Excerpt to read:
....
I’m not talking about being Suzy Sunshine and Pollyanna and denying the crappy circumstances of the day. Listen kids–I’m SO over and done with pretending that things are okay when they’re not okay. It’s about seeing the crap and deciding to choose happy ANYWAY. It’s about recognizing the choice. You can consciously choose happy as easily as you can choose misery. You’re the boss of your life. You can make it go down however you want. In the midst of that very typical Monday, I sort of kept waiting and hoping for something spectacular to happen since I had worked up such a good vibe.  But the actual beauty of it was that in the normality of work, errands, dentist appointments and our regular routine, I felt happy– and so my kids felt happy. I set the tone for my kids and when I’m okay, they’re okay. When I’m okay, they feel safe. When I’m okay, they feel secure. And for kids–those two things equate to happiness. So it’s really REALLY important for me to be okay. So that very normal Monday WAS amazing. When I made a choice to be happy, we all felt good about life– and that’s a brain train I want to keep riding.

Life Lessons from the Kindness of Strangers

Recently during the course of my day, I was in a medical office where the doctor’s name seemed vaguely familiar. As I went about my work I kept tossing the name around in my head and started flipping through my mental files. And then it struck me. Nearly 15 years ago, just a month or two after losing my first husband, my son [Dylan] had been sick and was referred to an Ear, Nose, and Throat specialist. As it turned out, he needed to have his adenoids removed. I vividly remember sitting in that doctor’s office crying. I knew the outpatient surgery for Dylan wasn’t serious. It wasn’t that. It was just…everything. I was already feeling fragile and this just felt like too much. Too hard. Too overwhelming. It would be the first major life thing I was going to have to face without my husband by my side. As this young doctor looked at me with compassion and concern, trying to reassure me that my son would be okay, I could no longer hold it together.
....
What to do:
(a) In the personal essay, what did the specialist find that Dylan needed to have removed?
(b) Please carry the personal essay forward, picking up right after its final sentence.
The data has no connection to the personal essay.
....
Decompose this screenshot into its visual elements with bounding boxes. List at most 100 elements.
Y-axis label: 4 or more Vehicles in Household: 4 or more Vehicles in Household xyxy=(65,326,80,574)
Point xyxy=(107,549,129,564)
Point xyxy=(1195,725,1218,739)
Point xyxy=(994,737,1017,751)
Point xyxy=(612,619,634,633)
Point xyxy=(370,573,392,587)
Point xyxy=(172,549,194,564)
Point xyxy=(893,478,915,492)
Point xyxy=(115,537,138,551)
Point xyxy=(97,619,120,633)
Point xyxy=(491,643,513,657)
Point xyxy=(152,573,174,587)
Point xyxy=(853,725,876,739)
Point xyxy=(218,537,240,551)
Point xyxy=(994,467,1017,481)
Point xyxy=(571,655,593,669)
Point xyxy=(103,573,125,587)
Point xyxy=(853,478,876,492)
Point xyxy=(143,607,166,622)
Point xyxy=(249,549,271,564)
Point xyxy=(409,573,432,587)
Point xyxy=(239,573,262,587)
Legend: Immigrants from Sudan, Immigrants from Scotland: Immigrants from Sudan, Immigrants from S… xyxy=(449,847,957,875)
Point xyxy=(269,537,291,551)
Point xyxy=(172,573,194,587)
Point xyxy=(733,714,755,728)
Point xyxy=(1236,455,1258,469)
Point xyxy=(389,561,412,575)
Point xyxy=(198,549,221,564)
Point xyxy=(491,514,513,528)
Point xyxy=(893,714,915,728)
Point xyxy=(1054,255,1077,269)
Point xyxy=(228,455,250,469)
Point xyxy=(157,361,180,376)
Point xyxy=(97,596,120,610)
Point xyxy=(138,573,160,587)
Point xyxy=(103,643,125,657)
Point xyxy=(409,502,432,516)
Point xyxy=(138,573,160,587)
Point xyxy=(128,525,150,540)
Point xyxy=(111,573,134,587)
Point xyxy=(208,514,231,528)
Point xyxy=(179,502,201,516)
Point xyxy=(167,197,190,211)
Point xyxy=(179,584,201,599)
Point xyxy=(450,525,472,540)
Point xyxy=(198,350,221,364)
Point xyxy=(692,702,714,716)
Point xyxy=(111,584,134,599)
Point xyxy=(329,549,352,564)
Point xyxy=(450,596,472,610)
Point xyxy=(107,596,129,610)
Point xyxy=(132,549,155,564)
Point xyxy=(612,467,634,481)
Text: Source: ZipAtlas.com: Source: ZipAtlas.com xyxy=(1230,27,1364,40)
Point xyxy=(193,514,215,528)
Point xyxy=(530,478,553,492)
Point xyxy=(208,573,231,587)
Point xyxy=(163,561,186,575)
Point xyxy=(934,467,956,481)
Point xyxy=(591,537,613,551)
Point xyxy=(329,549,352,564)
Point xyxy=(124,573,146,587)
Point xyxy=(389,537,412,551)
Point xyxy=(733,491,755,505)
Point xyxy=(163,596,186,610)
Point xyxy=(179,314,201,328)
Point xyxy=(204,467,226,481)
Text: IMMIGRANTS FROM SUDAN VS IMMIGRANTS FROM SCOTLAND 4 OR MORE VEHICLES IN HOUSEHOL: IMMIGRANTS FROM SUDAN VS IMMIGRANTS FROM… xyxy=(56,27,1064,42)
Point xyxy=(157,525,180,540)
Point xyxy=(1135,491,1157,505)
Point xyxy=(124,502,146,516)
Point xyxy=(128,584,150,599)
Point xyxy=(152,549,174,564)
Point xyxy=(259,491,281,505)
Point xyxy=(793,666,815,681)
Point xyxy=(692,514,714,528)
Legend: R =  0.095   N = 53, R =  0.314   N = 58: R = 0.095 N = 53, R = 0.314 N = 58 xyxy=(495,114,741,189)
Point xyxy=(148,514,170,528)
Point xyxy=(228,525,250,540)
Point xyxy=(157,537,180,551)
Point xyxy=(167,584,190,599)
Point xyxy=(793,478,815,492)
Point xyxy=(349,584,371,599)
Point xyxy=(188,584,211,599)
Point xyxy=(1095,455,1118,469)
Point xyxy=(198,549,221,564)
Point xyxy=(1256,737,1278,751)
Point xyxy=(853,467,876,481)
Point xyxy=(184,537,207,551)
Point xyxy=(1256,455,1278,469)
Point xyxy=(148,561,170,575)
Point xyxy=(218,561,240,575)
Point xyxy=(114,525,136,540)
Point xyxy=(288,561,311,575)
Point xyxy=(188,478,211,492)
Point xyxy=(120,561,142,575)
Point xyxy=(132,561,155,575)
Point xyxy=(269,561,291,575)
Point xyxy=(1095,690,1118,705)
....
Written answers:
(a) His adenoids.

(b)
“We have no health insurance”, I sobbed through ragged breaths. While my little boy   quietly sat next to me, I began to tell this virtual stranger some back story to my tears. “I recently lost my husband and everything hasn’t been sorted out yet.” I told him that I was worried about the cost and details of the surgery. That I was scared. And sad. (And then I apologized profusely for my complete meltdown and tried to pull myself back together…) Without a moment’s delay, he told me that I had nothing to worry about . He went on to say that he would take care of everything, adding that while he could only speak for his own expenses, he would personally talk to the anesthesiologist and the hospital, as well. I was floored. To say I was relieved; touched; comforted: all MAJOR understatements. The kindness of this stranger sustained me that day. Would I have figured it out? Yes. But instead of having to wade through all of that fear and uncertainty, this doctor immediately offered what he could to lighten my load.

It all came rushing back as I stood there in the same office. A nurse walked in and I told her I couldn’t leave without sharing my story.  As I described what had happened all those years ago, she didn’t look a bit surprised. “That sounds just like him”, she said. “That’s just how he lives his life.” When she asked my name, I told her it didn’t matter–there was no way he would ever remember. “Oh no!” she answered quickly. “Doctor never forgets these things. They leave an impact on him too.”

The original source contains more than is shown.